"""

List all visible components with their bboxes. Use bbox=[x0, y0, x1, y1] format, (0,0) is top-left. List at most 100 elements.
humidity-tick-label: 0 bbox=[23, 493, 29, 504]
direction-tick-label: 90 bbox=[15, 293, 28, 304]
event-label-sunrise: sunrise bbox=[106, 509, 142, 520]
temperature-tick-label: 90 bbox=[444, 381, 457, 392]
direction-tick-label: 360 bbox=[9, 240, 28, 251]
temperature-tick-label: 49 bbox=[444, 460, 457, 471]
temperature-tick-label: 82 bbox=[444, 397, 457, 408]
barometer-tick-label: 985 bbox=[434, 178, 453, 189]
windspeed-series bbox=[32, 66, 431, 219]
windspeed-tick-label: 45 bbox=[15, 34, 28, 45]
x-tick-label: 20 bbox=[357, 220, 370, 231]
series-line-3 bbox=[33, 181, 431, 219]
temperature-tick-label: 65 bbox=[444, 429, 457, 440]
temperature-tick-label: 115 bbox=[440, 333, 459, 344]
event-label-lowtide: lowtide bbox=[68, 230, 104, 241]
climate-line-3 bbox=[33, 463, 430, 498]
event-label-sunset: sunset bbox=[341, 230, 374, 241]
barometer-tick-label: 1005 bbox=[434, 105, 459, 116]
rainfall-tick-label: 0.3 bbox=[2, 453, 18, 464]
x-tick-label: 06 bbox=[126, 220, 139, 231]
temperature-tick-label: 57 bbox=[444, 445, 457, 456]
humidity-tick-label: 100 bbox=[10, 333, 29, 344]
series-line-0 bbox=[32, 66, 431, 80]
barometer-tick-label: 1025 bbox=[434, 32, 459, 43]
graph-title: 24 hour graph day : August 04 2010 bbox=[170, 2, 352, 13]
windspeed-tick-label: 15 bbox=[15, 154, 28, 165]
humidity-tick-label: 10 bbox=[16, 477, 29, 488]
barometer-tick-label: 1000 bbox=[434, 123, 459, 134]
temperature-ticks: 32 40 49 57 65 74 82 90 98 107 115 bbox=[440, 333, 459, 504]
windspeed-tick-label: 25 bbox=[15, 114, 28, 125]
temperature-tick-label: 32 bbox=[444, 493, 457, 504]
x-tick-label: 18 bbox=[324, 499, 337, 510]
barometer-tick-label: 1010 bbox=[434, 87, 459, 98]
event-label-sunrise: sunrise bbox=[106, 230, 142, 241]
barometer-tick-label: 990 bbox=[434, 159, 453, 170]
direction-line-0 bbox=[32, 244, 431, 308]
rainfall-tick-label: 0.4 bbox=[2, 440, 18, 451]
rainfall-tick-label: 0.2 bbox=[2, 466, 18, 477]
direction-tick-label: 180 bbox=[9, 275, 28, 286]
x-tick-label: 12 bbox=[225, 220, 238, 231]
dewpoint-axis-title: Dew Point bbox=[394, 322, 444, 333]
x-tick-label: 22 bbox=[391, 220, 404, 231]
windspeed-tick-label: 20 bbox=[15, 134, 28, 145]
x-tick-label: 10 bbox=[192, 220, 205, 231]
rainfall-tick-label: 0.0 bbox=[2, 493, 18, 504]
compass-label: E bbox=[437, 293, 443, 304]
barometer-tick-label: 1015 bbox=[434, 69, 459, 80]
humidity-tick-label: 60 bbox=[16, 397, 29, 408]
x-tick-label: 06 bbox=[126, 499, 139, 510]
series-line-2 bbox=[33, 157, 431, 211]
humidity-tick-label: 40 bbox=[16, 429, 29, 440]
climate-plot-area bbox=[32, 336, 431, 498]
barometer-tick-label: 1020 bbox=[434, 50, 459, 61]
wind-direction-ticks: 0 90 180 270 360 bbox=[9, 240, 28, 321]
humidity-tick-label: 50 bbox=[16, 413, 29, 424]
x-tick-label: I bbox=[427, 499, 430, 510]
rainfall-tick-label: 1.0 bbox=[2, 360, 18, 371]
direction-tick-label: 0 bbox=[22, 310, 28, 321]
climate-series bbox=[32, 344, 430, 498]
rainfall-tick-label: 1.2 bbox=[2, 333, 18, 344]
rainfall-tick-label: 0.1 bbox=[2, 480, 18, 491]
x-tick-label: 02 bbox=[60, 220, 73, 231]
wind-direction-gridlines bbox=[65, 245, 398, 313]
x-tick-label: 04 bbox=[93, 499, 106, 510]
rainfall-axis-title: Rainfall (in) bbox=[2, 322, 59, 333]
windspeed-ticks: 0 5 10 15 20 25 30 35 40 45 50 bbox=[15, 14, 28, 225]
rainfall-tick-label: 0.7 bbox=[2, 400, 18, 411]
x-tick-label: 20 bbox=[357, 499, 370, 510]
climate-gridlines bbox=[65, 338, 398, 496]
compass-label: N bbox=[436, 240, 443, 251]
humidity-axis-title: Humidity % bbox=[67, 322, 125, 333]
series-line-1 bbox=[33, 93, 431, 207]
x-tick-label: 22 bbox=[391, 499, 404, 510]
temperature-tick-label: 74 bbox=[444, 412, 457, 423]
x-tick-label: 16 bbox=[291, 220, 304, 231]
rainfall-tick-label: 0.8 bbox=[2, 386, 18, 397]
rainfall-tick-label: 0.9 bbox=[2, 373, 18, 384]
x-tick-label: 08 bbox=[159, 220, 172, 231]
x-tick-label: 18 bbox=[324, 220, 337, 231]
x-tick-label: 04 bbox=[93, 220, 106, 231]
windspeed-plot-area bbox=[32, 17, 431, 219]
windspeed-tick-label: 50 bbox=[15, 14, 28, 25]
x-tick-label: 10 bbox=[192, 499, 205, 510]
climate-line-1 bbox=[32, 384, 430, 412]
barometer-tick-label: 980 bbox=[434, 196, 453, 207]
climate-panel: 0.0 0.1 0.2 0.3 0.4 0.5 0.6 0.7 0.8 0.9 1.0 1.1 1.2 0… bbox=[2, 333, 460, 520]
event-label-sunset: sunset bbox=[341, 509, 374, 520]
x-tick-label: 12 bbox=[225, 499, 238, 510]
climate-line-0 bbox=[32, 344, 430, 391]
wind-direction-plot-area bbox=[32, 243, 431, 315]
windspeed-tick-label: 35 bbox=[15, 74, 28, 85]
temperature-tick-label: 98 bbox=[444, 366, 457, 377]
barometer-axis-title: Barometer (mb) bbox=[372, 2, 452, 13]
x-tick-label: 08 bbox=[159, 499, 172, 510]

"""

Repeat every item above word for word, keeping the original order.

■ SOLUTION TO THIS EXERCISE:
List all visible components with their bboxes. Use bbox=[x0, y0, x1, y1] format, (0,0) is top-left. List at most 100 elements.
humidity-tick-label: 0 bbox=[23, 493, 29, 504]
direction-tick-label: 90 bbox=[15, 293, 28, 304]
event-label-sunrise: sunrise bbox=[106, 509, 142, 520]
temperature-tick-label: 90 bbox=[444, 381, 457, 392]
direction-tick-label: 360 bbox=[9, 240, 28, 251]
temperature-tick-label: 49 bbox=[444, 460, 457, 471]
temperature-tick-label: 82 bbox=[444, 397, 457, 408]
barometer-tick-label: 985 bbox=[434, 178, 453, 189]
windspeed-series bbox=[32, 66, 431, 219]
windspeed-tick-label: 45 bbox=[15, 34, 28, 45]
x-tick-label: 20 bbox=[357, 220, 370, 231]
series-line-3 bbox=[33, 181, 431, 219]
temperature-tick-label: 65 bbox=[444, 429, 457, 440]
temperature-tick-label: 115 bbox=[440, 333, 459, 344]
event-label-lowtide: lowtide bbox=[68, 230, 104, 241]
climate-line-3 bbox=[33, 463, 430, 498]
event-label-sunset: sunset bbox=[341, 230, 374, 241]
barometer-tick-label: 1005 bbox=[434, 105, 459, 116]
rainfall-tick-label: 0.3 bbox=[2, 453, 18, 464]
x-tick-label: 06 bbox=[126, 220, 139, 231]
temperature-tick-label: 57 bbox=[444, 445, 457, 456]
humidity-tick-label: 100 bbox=[10, 333, 29, 344]
series-line-0 bbox=[32, 66, 431, 80]
barometer-tick-label: 1025 bbox=[434, 32, 459, 43]
graph-title: 24 hour graph day : August 04 2010 bbox=[170, 2, 352, 13]
windspeed-tick-label: 15 bbox=[15, 154, 28, 165]
humidity-tick-label: 10 bbox=[16, 477, 29, 488]
barometer-tick-label: 1000 bbox=[434, 123, 459, 134]
temperature-ticks: 32 40 49 57 65 74 82 90 98 107 115 bbox=[440, 333, 459, 504]
windspeed-tick-label: 25 bbox=[15, 114, 28, 125]
temperature-tick-label: 32 bbox=[444, 493, 457, 504]
x-tick-label: 18 bbox=[324, 499, 337, 510]
barometer-tick-label: 1010 bbox=[434, 87, 459, 98]
event-label-sunrise: sunrise bbox=[106, 230, 142, 241]
barometer-tick-label: 990 bbox=[434, 159, 453, 170]
direction-line-0 bbox=[32, 244, 431, 308]
rainfall-tick-label: 0.4 bbox=[2, 440, 18, 451]
rainfall-tick-label: 0.2 bbox=[2, 466, 18, 477]
direction-tick-label: 180 bbox=[9, 275, 28, 286]
x-tick-label: 12 bbox=[225, 220, 238, 231]
dewpoint-axis-title: Dew Point bbox=[394, 322, 444, 333]
x-tick-label: 22 bbox=[391, 220, 404, 231]
windspeed-tick-label: 20 bbox=[15, 134, 28, 145]
x-tick-label: 10 bbox=[192, 220, 205, 231]
rainfall-tick-label: 0.0 bbox=[2, 493, 18, 504]
compass-label: E bbox=[437, 293, 443, 304]
barometer-tick-label: 1015 bbox=[434, 69, 459, 80]
humidity-tick-label: 60 bbox=[16, 397, 29, 408]
x-tick-label: 06 bbox=[126, 499, 139, 510]
series-line-2 bbox=[33, 157, 431, 211]
humidity-tick-label: 40 bbox=[16, 429, 29, 440]
climate-plot-area bbox=[32, 336, 431, 498]
barometer-tick-label: 1020 bbox=[434, 50, 459, 61]
wind-direction-ticks: 0 90 180 270 360 bbox=[9, 240, 28, 321]
humidity-tick-label: 50 bbox=[16, 413, 29, 424]
x-tick-label: I bbox=[427, 499, 430, 510]
rainfall-tick-label: 1.0 bbox=[2, 360, 18, 371]
direction-tick-label: 0 bbox=[22, 310, 28, 321]
climate-series bbox=[32, 344, 430, 498]
rainfall-tick-label: 1.2 bbox=[2, 333, 18, 344]
rainfall-tick-label: 0.1 bbox=[2, 480, 18, 491]
x-tick-label: 02 bbox=[60, 220, 73, 231]
wind-direction-gridlines bbox=[65, 245, 398, 313]
x-tick-label: 04 bbox=[93, 499, 106, 510]
rainfall-axis-title: Rainfall (in) bbox=[2, 322, 59, 333]
windspeed-ticks: 0 5 10 15 20 25 30 35 40 45 50 bbox=[15, 14, 28, 225]
rainfall-tick-label: 0.7 bbox=[2, 400, 18, 411]
x-tick-label: 20 bbox=[357, 499, 370, 510]
climate-gridlines bbox=[65, 338, 398, 496]
compass-label: N bbox=[436, 240, 443, 251]
humidity-axis-title: Humidity % bbox=[67, 322, 125, 333]
series-line-1 bbox=[33, 93, 431, 207]
x-tick-label: 22 bbox=[391, 499, 404, 510]
temperature-tick-label: 74 bbox=[444, 412, 457, 423]
x-tick-label: 16 bbox=[291, 220, 304, 231]
rainfall-tick-label: 0.8 bbox=[2, 386, 18, 397]
rainfall-tick-label: 0.9 bbox=[2, 373, 18, 384]
x-tick-label: 08 bbox=[159, 220, 172, 231]
x-tick-label: 18 bbox=[324, 220, 337, 231]
x-tick-label: 04 bbox=[93, 220, 106, 231]
windspeed-plot-area bbox=[32, 17, 431, 219]
windspeed-tick-label: 50 bbox=[15, 14, 28, 25]
x-tick-label: 10 bbox=[192, 499, 205, 510]
climate-line-1 bbox=[32, 384, 430, 412]
barometer-tick-label: 980 bbox=[434, 196, 453, 207]
climate-panel: 0.0 0.1 0.2 0.3 0.4 0.5 0.6 0.7 0.8 0.9 1.0 1.1 1.2 0… bbox=[2, 333, 460, 520]
event-label-sunset: sunset bbox=[341, 509, 374, 520]
x-tick-label: 12 bbox=[225, 499, 238, 510]
climate-line-0 bbox=[32, 344, 430, 391]
wind-direction-plot-area bbox=[32, 243, 431, 315]
windspeed-tick-label: 35 bbox=[15, 74, 28, 85]
temperature-tick-label: 98 bbox=[444, 366, 457, 377]
barometer-axis-title: Barometer (mb) bbox=[372, 2, 452, 13]
x-tick-label: 08 bbox=[159, 499, 172, 510]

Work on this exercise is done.